◆ DATA FOR THIS EXERCISE
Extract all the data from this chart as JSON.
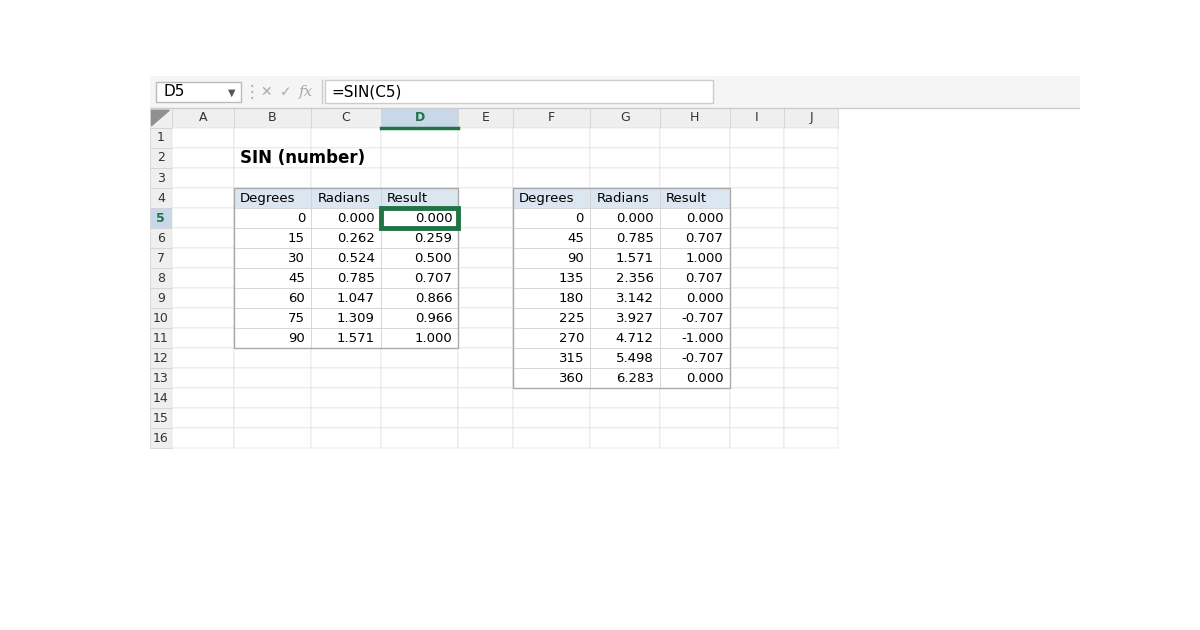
{
  "formula_bar_cell": "D5",
  "formula_bar_formula": "=SIN(C5)",
  "title": "SIN (number)",
  "col_headers": [
    "A",
    "B",
    "C",
    "D",
    "E",
    "F",
    "G",
    "H",
    "I",
    "J"
  ],
  "row_headers": [
    "1",
    "2",
    "3",
    "4",
    "5",
    "6",
    "7",
    "8",
    "9",
    "10",
    "11",
    "12",
    "13",
    "14",
    "15",
    "16"
  ],
  "table1_headers": [
    "Degrees",
    "Radians",
    "Result"
  ],
  "table1_data": [
    [
      "0",
      "0.000",
      "0.000"
    ],
    [
      "15",
      "0.262",
      "0.259"
    ],
    [
      "30",
      "0.524",
      "0.500"
    ],
    [
      "45",
      "0.785",
      "0.707"
    ],
    [
      "60",
      "1.047",
      "0.866"
    ],
    [
      "75",
      "1.309",
      "0.966"
    ],
    [
      "90",
      "1.571",
      "1.000"
    ]
  ],
  "table2_headers": [
    "Degrees",
    "Radians",
    "Result"
  ],
  "table2_data": [
    [
      "0",
      "0.000",
      "0.000"
    ],
    [
      "45",
      "0.785",
      "0.707"
    ],
    [
      "90",
      "1.571",
      "1.000"
    ],
    [
      "135",
      "2.356",
      "0.707"
    ],
    [
      "180",
      "3.142",
      "0.000"
    ],
    [
      "225",
      "3.927",
      "-0.707"
    ],
    [
      "270",
      "4.712",
      "-1.000"
    ],
    [
      "315",
      "5.498",
      "-0.707"
    ],
    [
      "360",
      "6.283",
      "0.000"
    ]
  ],
  "bg_color": "#ffffff",
  "table_header_bg": "#dce6f1",
  "cell_bg": "#ffffff",
  "grid_color": "#d0d0d0",
  "col_header_bg": "#efefef",
  "row_header_bg": "#efefef",
  "selected_col_header_bg": "#c8d8e8",
  "selected_col_header_border": "#217346",
  "selected_cell_border": "#217346",
  "formula_bar_bg": "#ffffff",
  "toolbar_bg": "#f5f5f5",
  "text_color": "#000000",
  "header_text_color": "#333333"
}
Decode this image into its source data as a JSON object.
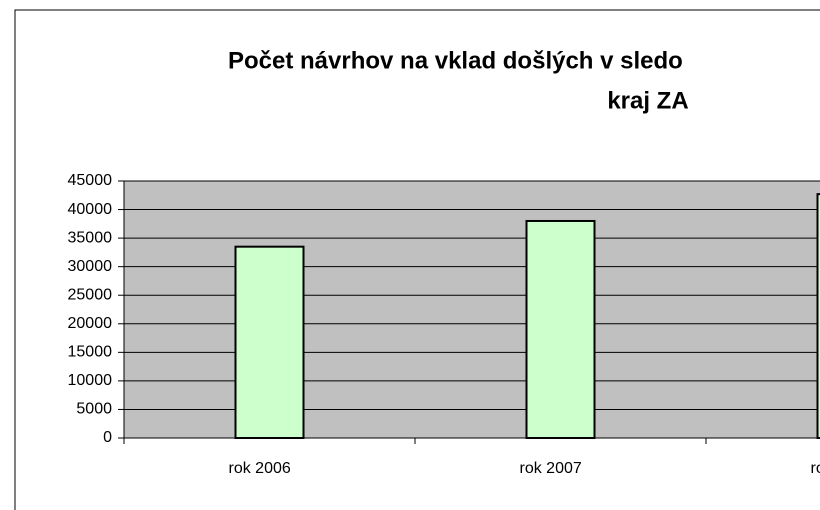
{
  "chart_data": {
    "type": "bar",
    "title_lines": [
      "Počet návrhov na vklad došlých v sledo",
      "kraj ZA"
    ],
    "categories": [
      "rok 2006",
      "rok 2007",
      "ro"
    ],
    "values": [
      33500,
      38000,
      42700
    ],
    "color": "#ccffcc",
    "plot_background": "#c0c0c0",
    "ylim": [
      0,
      45000
    ],
    "yticks": [
      0,
      5000,
      10000,
      15000,
      20000,
      25000,
      30000,
      35000,
      40000,
      45000
    ],
    "grid": true
  }
}
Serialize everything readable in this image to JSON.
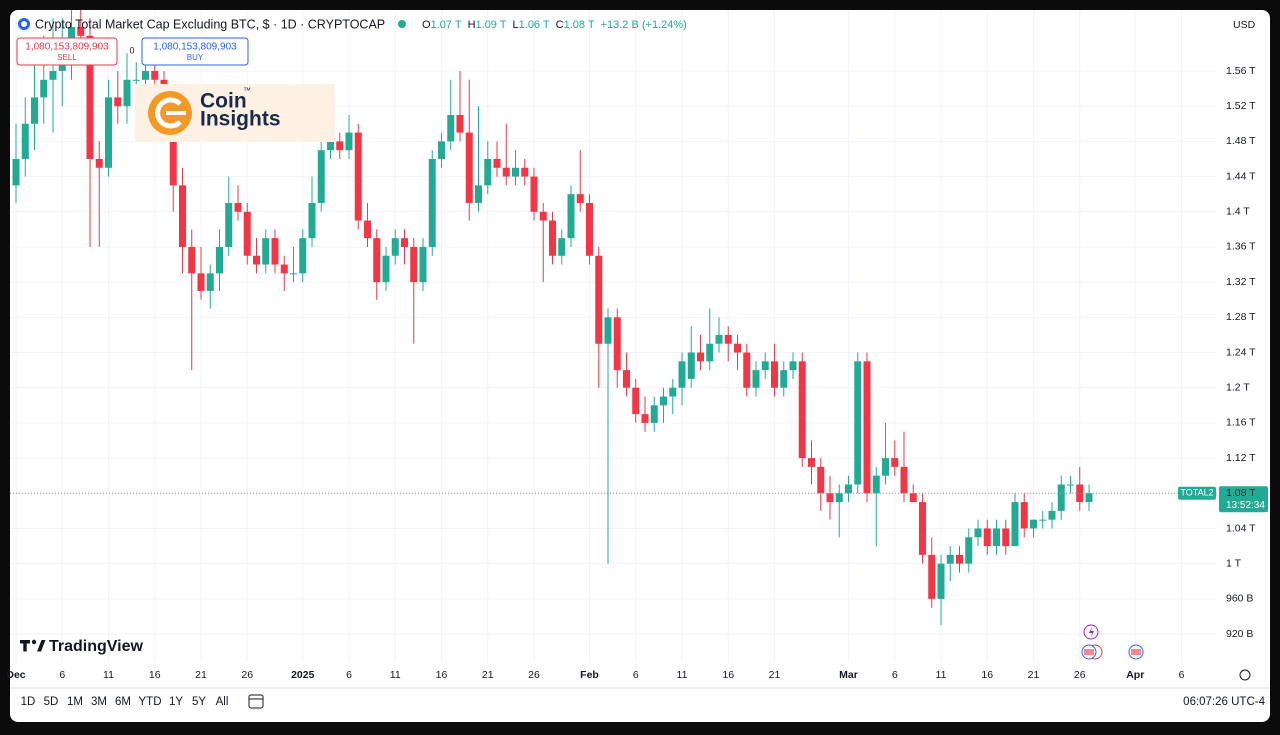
{
  "header": {
    "title": "Crypto Total Market Cap Excluding BTC, $ · 1D · CRYPTOCAP",
    "ohlc": [
      {
        "key": "O",
        "value": "1.07 T"
      },
      {
        "key": "H",
        "value": "1.09 T"
      },
      {
        "key": "L",
        "value": "1.06 T"
      },
      {
        "key": "C",
        "value": "1.08 T"
      }
    ],
    "change": "+13.2 B (+1.24%)"
  },
  "trade": {
    "sell_price": "1,080,153,809,903",
    "sell": "SELL",
    "spread": "0",
    "buy_price": "1,080,153,809,903",
    "buy": "BUY"
  },
  "watermark": {
    "line1": "Coin",
    "line2": "Insights",
    "mark": "™"
  },
  "price_scale": {
    "currency": "USD",
    "symbol": "TOTAL2",
    "last": "1.08 T",
    "countdown": "13:52:34"
  },
  "logo": "TradingView",
  "toolbar": {
    "ranges": [
      "1D",
      "5D",
      "1M",
      "3M",
      "6M",
      "YTD",
      "1Y",
      "5Y",
      "All"
    ],
    "clock": "06:07:26 UTC-4"
  },
  "chart_data": {
    "type": "candlestick",
    "up_color": "#22ab94",
    "down_color": "#f23645",
    "grid": true,
    "x": [
      "2024-12-01",
      "2024-12-02",
      "2024-12-03",
      "2024-12-04",
      "2024-12-05",
      "2024-12-06",
      "2024-12-07",
      "2024-12-08",
      "2024-12-09",
      "2024-12-10",
      "2024-12-11",
      "2024-12-12",
      "2024-12-13",
      "2024-12-14",
      "2024-12-15",
      "2024-12-16",
      "2024-12-17",
      "2024-12-18",
      "2024-12-19",
      "2024-12-20",
      "2024-12-21",
      "2024-12-22",
      "2024-12-23",
      "2024-12-24",
      "2024-12-25",
      "2024-12-26",
      "2024-12-27",
      "2024-12-28",
      "2024-12-29",
      "2024-12-30",
      "2024-12-31",
      "2025-01-01",
      "2025-01-02",
      "2025-01-03",
      "2025-01-04",
      "2025-01-05",
      "2025-01-06",
      "2025-01-07",
      "2025-01-08",
      "2025-01-09",
      "2025-01-10",
      "2025-01-11",
      "2025-01-12",
      "2025-01-13",
      "2025-01-14",
      "2025-01-15",
      "2025-01-16",
      "2025-01-17",
      "2025-01-18",
      "2025-01-19",
      "2025-01-20",
      "2025-01-21",
      "2025-01-22",
      "2025-01-23",
      "2025-01-24",
      "2025-01-25",
      "2025-01-26",
      "2025-01-27",
      "2025-01-28",
      "2025-01-29",
      "2025-01-30",
      "2025-01-31",
      "2025-02-01",
      "2025-02-02",
      "2025-02-03",
      "2025-02-04",
      "2025-02-05",
      "2025-02-06",
      "2025-02-07",
      "2025-02-08",
      "2025-02-09",
      "2025-02-10",
      "2025-02-11",
      "2025-02-12",
      "2025-02-13",
      "2025-02-14",
      "2025-02-15",
      "2025-02-16",
      "2025-02-17",
      "2025-02-18",
      "2025-02-19",
      "2025-02-20",
      "2025-02-21",
      "2025-02-22",
      "2025-02-23",
      "2025-02-24",
      "2025-02-25",
      "2025-02-26",
      "2025-02-27",
      "2025-02-28",
      "2025-03-01",
      "2025-03-02",
      "2025-03-03",
      "2025-03-04",
      "2025-03-05",
      "2025-03-06",
      "2025-03-07",
      "2025-03-08",
      "2025-03-09",
      "2025-03-10",
      "2025-03-11",
      "2025-03-12",
      "2025-03-13",
      "2025-03-14",
      "2025-03-15",
      "2025-03-16",
      "2025-03-17",
      "2025-03-18",
      "2025-03-19",
      "2025-03-20",
      "2025-03-21",
      "2025-03-22",
      "2025-03-23",
      "2025-03-24",
      "2025-03-25",
      "2025-03-26",
      "2025-03-27"
    ],
    "open": [
      1.43,
      1.46,
      1.5,
      1.53,
      1.55,
      1.56,
      1.58,
      1.61,
      1.6,
      1.46,
      1.45,
      1.53,
      1.52,
      1.55,
      1.55,
      1.56,
      1.55,
      1.52,
      1.43,
      1.36,
      1.33,
      1.31,
      1.33,
      1.36,
      1.41,
      1.4,
      1.35,
      1.34,
      1.37,
      1.34,
      1.33,
      1.33,
      1.37,
      1.41,
      1.47,
      1.48,
      1.47,
      1.49,
      1.39,
      1.37,
      1.32,
      1.35,
      1.37,
      1.36,
      1.32,
      1.36,
      1.46,
      1.48,
      1.51,
      1.49,
      1.41,
      1.43,
      1.46,
      1.45,
      1.44,
      1.45,
      1.44,
      1.4,
      1.39,
      1.35,
      1.37,
      1.42,
      1.41,
      1.35,
      1.25,
      1.28,
      1.22,
      1.2,
      1.17,
      1.16,
      1.18,
      1.19,
      1.2,
      1.21,
      1.24,
      1.23,
      1.25,
      1.26,
      1.25,
      1.24,
      1.2,
      1.22,
      1.23,
      1.2,
      1.22,
      1.23,
      1.12,
      1.11,
      1.08,
      1.07,
      1.08,
      1.09,
      1.23,
      1.08,
      1.1,
      1.12,
      1.11,
      1.08,
      1.07,
      1.01,
      0.96,
      1.0,
      1.01,
      1.0,
      1.03,
      1.04,
      1.02,
      1.04,
      1.02,
      1.07,
      1.04,
      1.05,
      1.05,
      1.06,
      1.09,
      1.09,
      1.07
    ],
    "high": [
      1.5,
      1.53,
      1.58,
      1.6,
      1.62,
      1.62,
      1.63,
      1.64,
      1.62,
      1.48,
      1.55,
      1.56,
      1.58,
      1.57,
      1.58,
      1.59,
      1.56,
      1.54,
      1.45,
      1.38,
      1.36,
      1.34,
      1.38,
      1.44,
      1.43,
      1.41,
      1.37,
      1.38,
      1.38,
      1.35,
      1.36,
      1.38,
      1.44,
      1.48,
      1.49,
      1.49,
      1.51,
      1.5,
      1.41,
      1.38,
      1.36,
      1.38,
      1.38,
      1.37,
      1.37,
      1.47,
      1.49,
      1.55,
      1.56,
      1.55,
      1.52,
      1.48,
      1.48,
      1.5,
      1.47,
      1.46,
      1.45,
      1.41,
      1.4,
      1.38,
      1.43,
      1.47,
      1.42,
      1.36,
      1.29,
      1.29,
      1.24,
      1.21,
      1.19,
      1.19,
      1.2,
      1.21,
      1.24,
      1.27,
      1.26,
      1.29,
      1.28,
      1.27,
      1.26,
      1.25,
      1.23,
      1.24,
      1.25,
      1.23,
      1.24,
      1.24,
      1.14,
      1.12,
      1.1,
      1.09,
      1.1,
      1.24,
      1.24,
      1.11,
      1.16,
      1.14,
      1.15,
      1.09,
      1.08,
      1.03,
      1.01,
      1.02,
      1.02,
      1.04,
      1.05,
      1.05,
      1.05,
      1.05,
      1.08,
      1.08,
      1.05,
      1.06,
      1.07,
      1.1,
      1.1,
      1.11,
      1.09
    ],
    "low": [
      1.41,
      1.44,
      1.47,
      1.5,
      1.49,
      1.52,
      1.55,
      1.57,
      1.36,
      1.36,
      1.44,
      1.5,
      1.5,
      1.53,
      1.54,
      1.53,
      1.5,
      1.4,
      1.33,
      1.22,
      1.3,
      1.29,
      1.31,
      1.35,
      1.39,
      1.34,
      1.33,
      1.33,
      1.33,
      1.31,
      1.32,
      1.32,
      1.36,
      1.4,
      1.46,
      1.46,
      1.46,
      1.38,
      1.36,
      1.3,
      1.31,
      1.34,
      1.34,
      1.25,
      1.31,
      1.35,
      1.45,
      1.47,
      1.48,
      1.39,
      1.4,
      1.42,
      1.44,
      1.43,
      1.43,
      1.43,
      1.39,
      1.32,
      1.34,
      1.34,
      1.36,
      1.4,
      1.34,
      1.2,
      1.0,
      1.2,
      1.19,
      1.16,
      1.15,
      1.15,
      1.16,
      1.17,
      1.18,
      1.2,
      1.22,
      1.22,
      1.24,
      1.23,
      1.22,
      1.19,
      1.19,
      1.21,
      1.19,
      1.19,
      1.21,
      1.11,
      1.09,
      1.06,
      1.05,
      1.03,
      1.07,
      1.08,
      1.07,
      1.02,
      1.09,
      1.1,
      1.07,
      1.07,
      1.0,
      0.95,
      0.93,
      0.98,
      0.99,
      0.99,
      1.02,
      1.01,
      1.01,
      1.01,
      1.02,
      1.03,
      1.03,
      1.04,
      1.04,
      1.05,
      1.08,
      1.06,
      1.06
    ],
    "close": [
      1.46,
      1.5,
      1.53,
      1.55,
      1.56,
      1.58,
      1.61,
      1.6,
      1.46,
      1.45,
      1.53,
      1.52,
      1.55,
      1.55,
      1.56,
      1.55,
      1.52,
      1.43,
      1.36,
      1.33,
      1.31,
      1.33,
      1.36,
      1.41,
      1.4,
      1.35,
      1.34,
      1.37,
      1.34,
      1.33,
      1.33,
      1.37,
      1.41,
      1.47,
      1.48,
      1.47,
      1.49,
      1.39,
      1.37,
      1.32,
      1.35,
      1.37,
      1.36,
      1.32,
      1.36,
      1.46,
      1.48,
      1.51,
      1.49,
      1.41,
      1.43,
      1.46,
      1.45,
      1.44,
      1.45,
      1.44,
      1.4,
      1.39,
      1.35,
      1.37,
      1.42,
      1.41,
      1.35,
      1.25,
      1.28,
      1.22,
      1.2,
      1.17,
      1.16,
      1.18,
      1.19,
      1.2,
      1.23,
      1.24,
      1.23,
      1.25,
      1.26,
      1.25,
      1.24,
      1.2,
      1.22,
      1.23,
      1.2,
      1.22,
      1.23,
      1.12,
      1.11,
      1.08,
      1.07,
      1.08,
      1.09,
      1.23,
      1.08,
      1.1,
      1.12,
      1.11,
      1.08,
      1.07,
      1.01,
      0.96,
      1.0,
      1.01,
      1.0,
      1.03,
      1.04,
      1.02,
      1.04,
      1.02,
      1.07,
      1.04,
      1.05,
      1.05,
      1.06,
      1.09,
      1.09,
      1.07,
      1.08
    ],
    "ylim": [
      0.8905,
      1.6066
    ],
    "yticks": [
      {
        "value": 0.92,
        "label": "920 B"
      },
      {
        "value": 0.96,
        "label": "960 B"
      },
      {
        "value": 1,
        "label": "1 T"
      },
      {
        "value": 1.04,
        "label": "1.04 T"
      },
      {
        "value": 1.08,
        "label": "1.08 T"
      },
      {
        "value": 1.12,
        "label": "1.12 T"
      },
      {
        "value": 1.16,
        "label": "1.16 T"
      },
      {
        "value": 1.2,
        "label": "1.2 T"
      },
      {
        "value": 1.24,
        "label": "1.24 T"
      },
      {
        "value": 1.28,
        "label": "1.28 T"
      },
      {
        "value": 1.32,
        "label": "1.32 T"
      },
      {
        "value": 1.36,
        "label": "1.36 T"
      },
      {
        "value": 1.4,
        "label": "1.4 T"
      },
      {
        "value": 1.44,
        "label": "1.44 T"
      },
      {
        "value": 1.48,
        "label": "1.48 T"
      },
      {
        "value": 1.52,
        "label": "1.52 T"
      },
      {
        "value": 1.56,
        "label": "1.56 T"
      }
    ],
    "xticks": [
      {
        "value": "2024-12-01",
        "label": "Dec"
      },
      {
        "value": "2024-12-06",
        "label": "6"
      },
      {
        "value": "2024-12-11",
        "label": "11"
      },
      {
        "value": "2024-12-16",
        "label": "16"
      },
      {
        "value": "2024-12-21",
        "label": "21"
      },
      {
        "value": "2024-12-26",
        "label": "26"
      },
      {
        "value": "2025-01-01",
        "label": "2025"
      },
      {
        "value": "2025-01-06",
        "label": "6"
      },
      {
        "value": "2025-01-11",
        "label": "11"
      },
      {
        "value": "2025-01-16",
        "label": "16"
      },
      {
        "value": "2025-01-21",
        "label": "21"
      },
      {
        "value": "2025-01-26",
        "label": "26"
      },
      {
        "value": "2025-02-01",
        "label": "Feb"
      },
      {
        "value": "2025-02-06",
        "label": "6"
      },
      {
        "value": "2025-02-11",
        "label": "11"
      },
      {
        "value": "2025-02-16",
        "label": "16"
      },
      {
        "value": "2025-02-21",
        "label": "21"
      },
      {
        "value": "2025-03-01",
        "label": "Mar"
      },
      {
        "value": "2025-03-06",
        "label": "6"
      },
      {
        "value": "2025-03-11",
        "label": "11"
      },
      {
        "value": "2025-03-16",
        "label": "16"
      },
      {
        "value": "2025-03-21",
        "label": "21"
      },
      {
        "value": "2025-03-26",
        "label": "26"
      },
      {
        "value": "2025-04-01",
        "label": "Apr"
      },
      {
        "value": "2025-04-06",
        "label": "6"
      }
    ]
  }
}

◆ STATED EXERCISE
Wherever "efefef" shows up in a line, copy that line.

◆ COMPLETED TASK
  "col_header_bg": "#efefef",
  "row_header_bg": "#efefef",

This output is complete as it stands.